TO BE DONE
Transcribe the material word for word, but without the images.

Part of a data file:
-- start --
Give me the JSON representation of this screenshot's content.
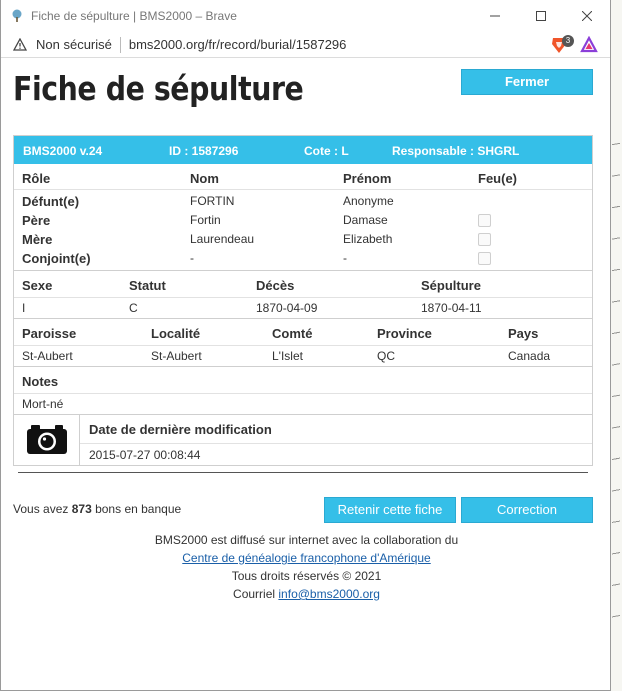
{
  "window": {
    "title": "Fiche de sépulture | BMS2000 – Brave",
    "not_secure": "Non sécurisé",
    "url": "bms2000.org/fr/record/burial/1587296",
    "shield_badge": "3"
  },
  "page": {
    "title": "Fiche de sépulture",
    "close_button": "Fermer"
  },
  "record": {
    "version": "BMS2000 v.24",
    "id": "ID : 1587296",
    "cote": "Cote : L",
    "responsable": "Responsable : SHGRL",
    "people_headers": {
      "role": "Rôle",
      "nom": "Nom",
      "prenom": "Prénom",
      "feu": "Feu(e)"
    },
    "people": [
      {
        "role": "Défunt(e)",
        "nom": "FORTIN",
        "prenom": "Anonyme",
        "checkbox": false
      },
      {
        "role": "Père",
        "nom": "Fortin",
        "prenom": "Damase",
        "checkbox": true
      },
      {
        "role": "Mère",
        "nom": "Laurendeau",
        "prenom": "Elizabeth",
        "checkbox": true
      },
      {
        "role": "Conjoint(e)",
        "nom": "-",
        "prenom": "-",
        "checkbox": true
      }
    ],
    "info_headers": {
      "sexe": "Sexe",
      "statut": "Statut",
      "deces": "Décès",
      "sepulture": "Sépulture"
    },
    "info": {
      "sexe": "I",
      "statut": "C",
      "deces": "1870-04-09",
      "sepulture": "1870-04-11"
    },
    "place_headers": {
      "paroisse": "Paroisse",
      "localite": "Localité",
      "comte": "Comté",
      "province": "Province",
      "pays": "Pays"
    },
    "place": {
      "paroisse": "St-Aubert",
      "localite": "St-Aubert",
      "comte": "L'Islet",
      "province": "QC",
      "pays": "Canada"
    },
    "notes_header": "Notes",
    "notes": "Mort-né",
    "modif_label": "Date de dernière modification",
    "modif_value": "2015-07-27 00:08:44"
  },
  "bank": {
    "prefix": "Vous avez ",
    "count": "873",
    "suffix": " bons en banque"
  },
  "buttons": {
    "retenir": "Retenir cette fiche",
    "correction": "Correction"
  },
  "footer": {
    "line1": "BMS2000 est diffusé sur internet avec la collaboration du",
    "link": "Centre de généalogie francophone d'Amérique",
    "copyright": "Tous droits réservés © 2021",
    "courriel_label": "Courriel ",
    "email": "info@bms2000.org"
  },
  "colors": {
    "accent": "#35bfe8",
    "link": "#1a5fa8"
  }
}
-- end --
ANSWER FOR THE TASK
Give me the JSON representation of this screenshot's content.
{
  "window": {
    "title": "Fiche de sépulture | BMS2000 – Brave",
    "not_secure": "Non sécurisé",
    "url": "bms2000.org/fr/record/burial/1587296",
    "shield_badge": "3"
  },
  "page": {
    "title": "Fiche de sépulture",
    "close_button": "Fermer"
  },
  "record": {
    "version": "BMS2000 v.24",
    "id": "ID : 1587296",
    "cote": "Cote : L",
    "responsable": "Responsable : SHGRL",
    "people_headers": {
      "role": "Rôle",
      "nom": "Nom",
      "prenom": "Prénom",
      "feu": "Feu(e)"
    },
    "people": [
      {
        "role": "Défunt(e)",
        "nom": "FORTIN",
        "prenom": "Anonyme",
        "checkbox": false
      },
      {
        "role": "Père",
        "nom": "Fortin",
        "prenom": "Damase",
        "checkbox": true
      },
      {
        "role": "Mère",
        "nom": "Laurendeau",
        "prenom": "Elizabeth",
        "checkbox": true
      },
      {
        "role": "Conjoint(e)",
        "nom": "-",
        "prenom": "-",
        "checkbox": true
      }
    ],
    "info_headers": {
      "sexe": "Sexe",
      "statut": "Statut",
      "deces": "Décès",
      "sepulture": "Sépulture"
    },
    "info": {
      "sexe": "I",
      "statut": "C",
      "deces": "1870-04-09",
      "sepulture": "1870-04-11"
    },
    "place_headers": {
      "paroisse": "Paroisse",
      "localite": "Localité",
      "comte": "Comté",
      "province": "Province",
      "pays": "Pays"
    },
    "place": {
      "paroisse": "St-Aubert",
      "localite": "St-Aubert",
      "comte": "L'Islet",
      "province": "QC",
      "pays": "Canada"
    },
    "notes_header": "Notes",
    "notes": "Mort-né",
    "modif_label": "Date de dernière modification",
    "modif_value": "2015-07-27 00:08:44"
  },
  "bank": {
    "prefix": "Vous avez ",
    "count": "873",
    "suffix": " bons en banque"
  },
  "buttons": {
    "retenir": "Retenir cette fiche",
    "correction": "Correction"
  },
  "footer": {
    "line1": "BMS2000 est diffusé sur internet avec la collaboration du",
    "link": "Centre de généalogie francophone d'Amérique",
    "copyright": "Tous droits réservés © 2021",
    "courriel_label": "Courriel ",
    "email": "info@bms2000.org"
  },
  "colors": {
    "accent": "#35bfe8",
    "link": "#1a5fa8"
  }
}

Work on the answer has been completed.